Written task: Copy every line with the string "耗用数量" in it.

Entries provided:
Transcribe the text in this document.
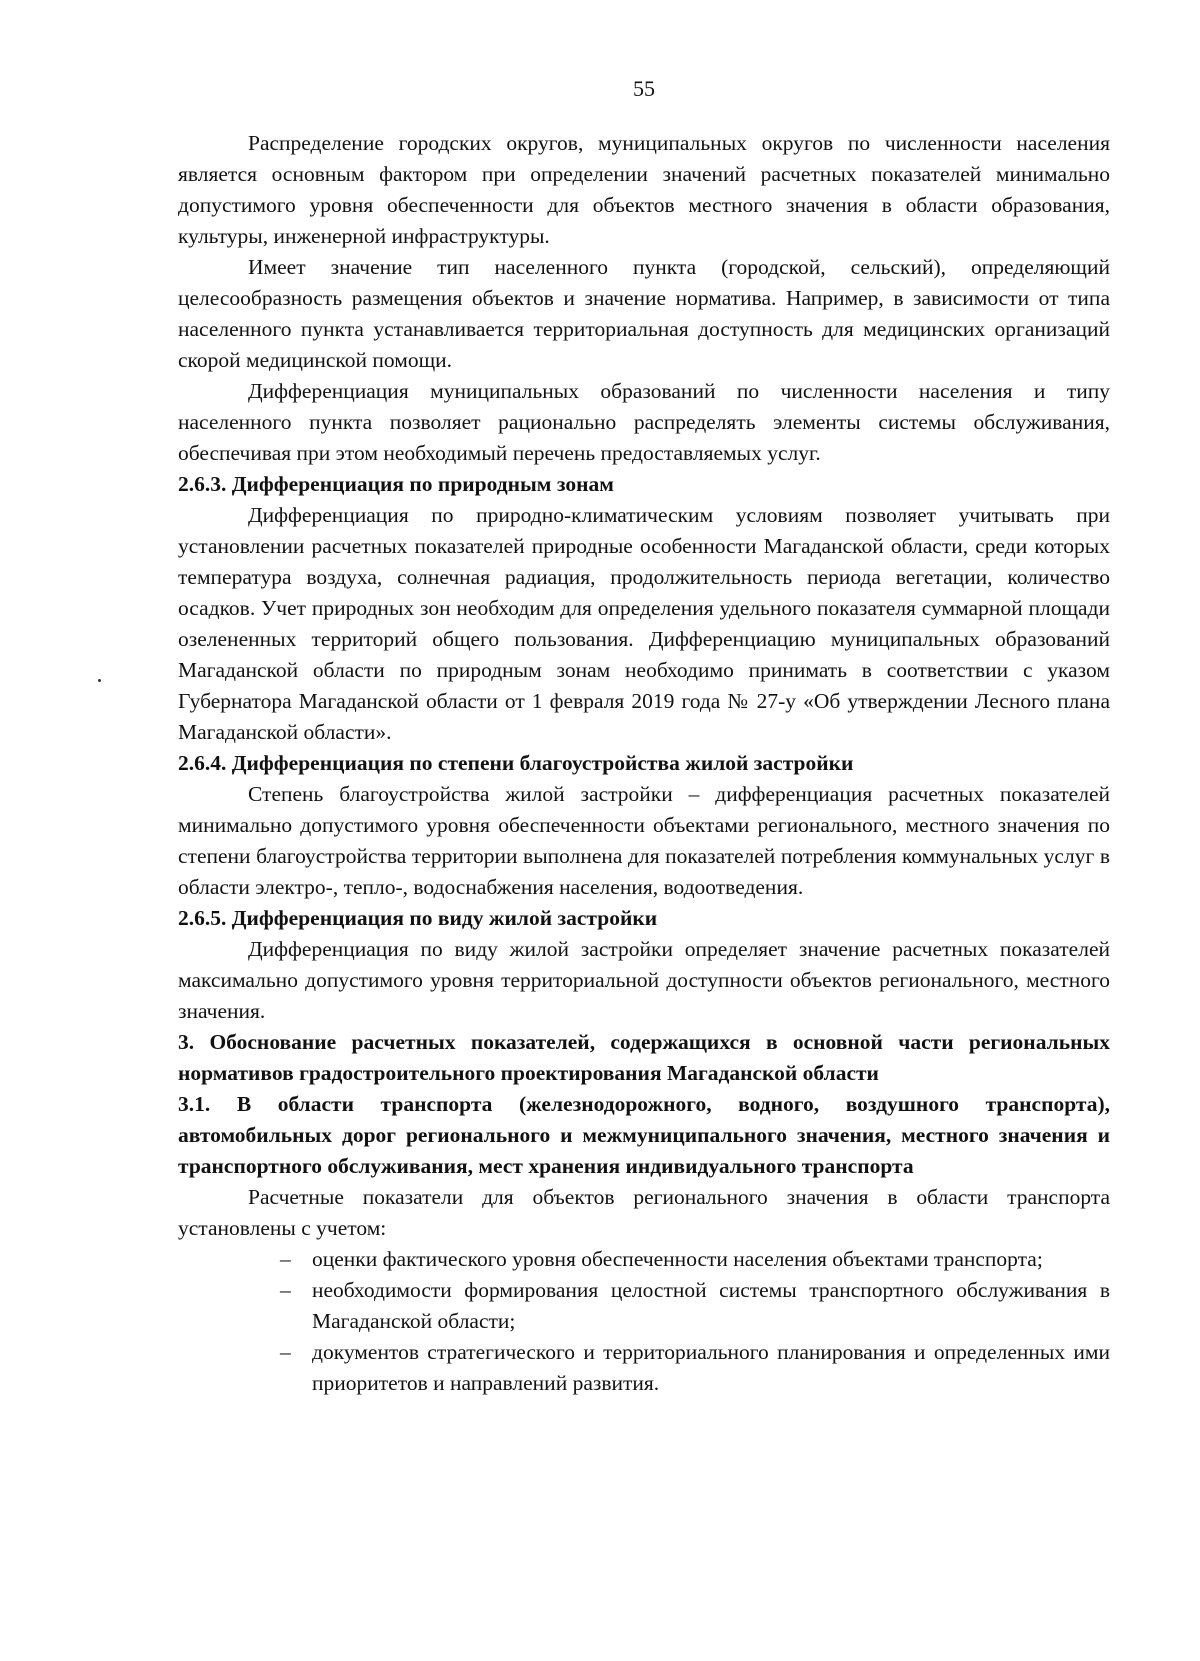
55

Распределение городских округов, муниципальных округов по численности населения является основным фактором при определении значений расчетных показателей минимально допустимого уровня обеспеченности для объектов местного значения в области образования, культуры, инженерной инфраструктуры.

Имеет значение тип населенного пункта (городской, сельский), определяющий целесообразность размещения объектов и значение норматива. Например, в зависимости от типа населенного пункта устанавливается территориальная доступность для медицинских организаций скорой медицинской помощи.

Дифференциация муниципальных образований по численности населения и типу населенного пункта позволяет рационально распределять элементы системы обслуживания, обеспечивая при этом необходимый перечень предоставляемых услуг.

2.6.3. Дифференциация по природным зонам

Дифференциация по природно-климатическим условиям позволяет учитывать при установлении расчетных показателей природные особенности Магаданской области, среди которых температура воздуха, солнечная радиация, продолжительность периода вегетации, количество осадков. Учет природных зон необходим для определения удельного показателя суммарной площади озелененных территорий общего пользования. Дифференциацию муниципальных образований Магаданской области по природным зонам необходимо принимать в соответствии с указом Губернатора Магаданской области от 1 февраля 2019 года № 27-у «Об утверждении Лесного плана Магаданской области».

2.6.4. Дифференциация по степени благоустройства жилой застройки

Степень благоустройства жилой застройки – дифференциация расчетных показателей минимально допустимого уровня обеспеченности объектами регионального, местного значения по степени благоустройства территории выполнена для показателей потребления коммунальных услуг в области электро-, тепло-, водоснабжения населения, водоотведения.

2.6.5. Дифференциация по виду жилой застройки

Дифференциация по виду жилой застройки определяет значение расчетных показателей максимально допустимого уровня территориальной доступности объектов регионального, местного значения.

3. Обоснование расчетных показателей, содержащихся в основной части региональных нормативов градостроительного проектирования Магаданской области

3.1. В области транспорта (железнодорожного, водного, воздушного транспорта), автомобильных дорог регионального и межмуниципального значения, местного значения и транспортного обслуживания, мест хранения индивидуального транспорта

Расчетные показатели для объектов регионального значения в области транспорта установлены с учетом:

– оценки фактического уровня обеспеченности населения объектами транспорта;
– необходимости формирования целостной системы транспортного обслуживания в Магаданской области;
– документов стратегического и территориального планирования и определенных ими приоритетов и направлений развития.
==
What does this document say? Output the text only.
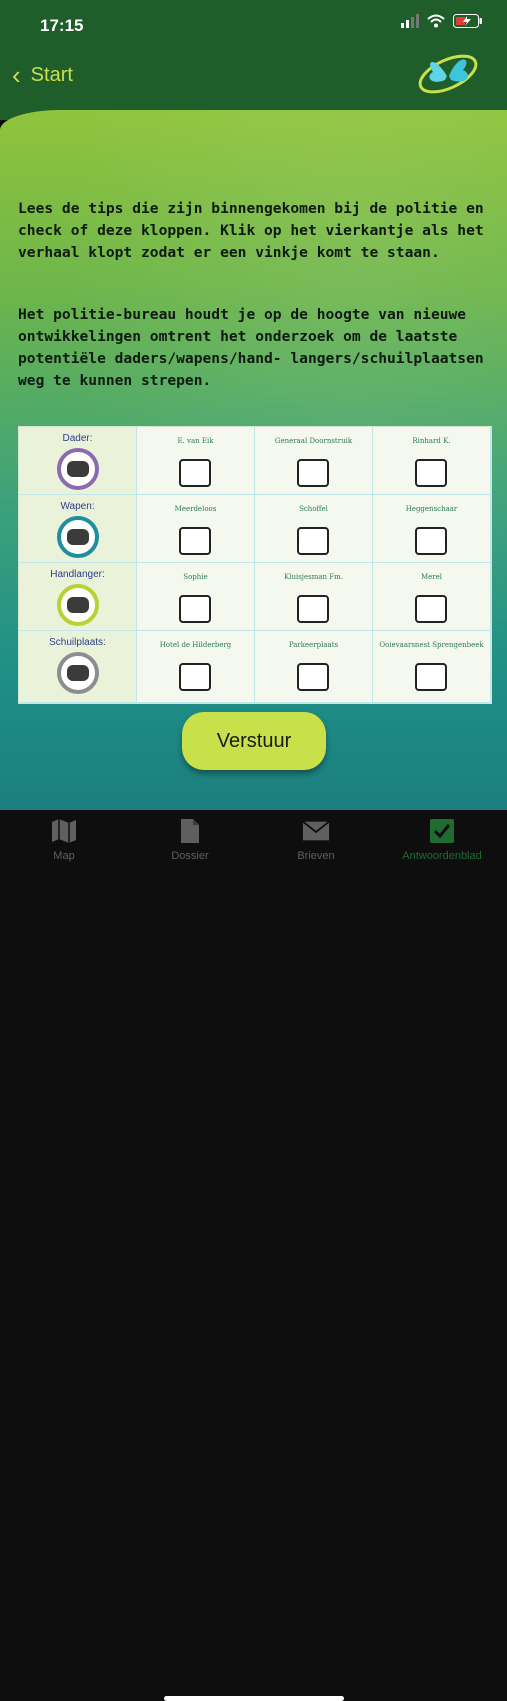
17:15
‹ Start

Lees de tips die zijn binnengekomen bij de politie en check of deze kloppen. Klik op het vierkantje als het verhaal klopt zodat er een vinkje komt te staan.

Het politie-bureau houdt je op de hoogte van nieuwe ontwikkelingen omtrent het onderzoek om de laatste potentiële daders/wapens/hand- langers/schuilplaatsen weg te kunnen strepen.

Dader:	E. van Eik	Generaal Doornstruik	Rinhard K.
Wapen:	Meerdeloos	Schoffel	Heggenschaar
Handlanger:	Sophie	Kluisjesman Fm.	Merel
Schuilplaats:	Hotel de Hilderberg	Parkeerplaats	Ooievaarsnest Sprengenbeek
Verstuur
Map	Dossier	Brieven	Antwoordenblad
* * *
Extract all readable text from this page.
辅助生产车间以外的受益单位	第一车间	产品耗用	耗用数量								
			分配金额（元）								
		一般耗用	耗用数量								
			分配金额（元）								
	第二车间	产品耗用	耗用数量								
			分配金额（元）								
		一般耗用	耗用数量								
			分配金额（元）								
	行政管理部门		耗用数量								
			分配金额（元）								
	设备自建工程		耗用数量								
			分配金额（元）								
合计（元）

Task output:
辅助生产车间以外的受益单位	第一车间	产品耗用	耗用数量								
		一般耗用	耗用数量								
	第二车间	产品耗用	耗用数量								
		一般耗用	耗用数量								
	行政管理部门		耗用数量								
	设备自建工程		耗用数量								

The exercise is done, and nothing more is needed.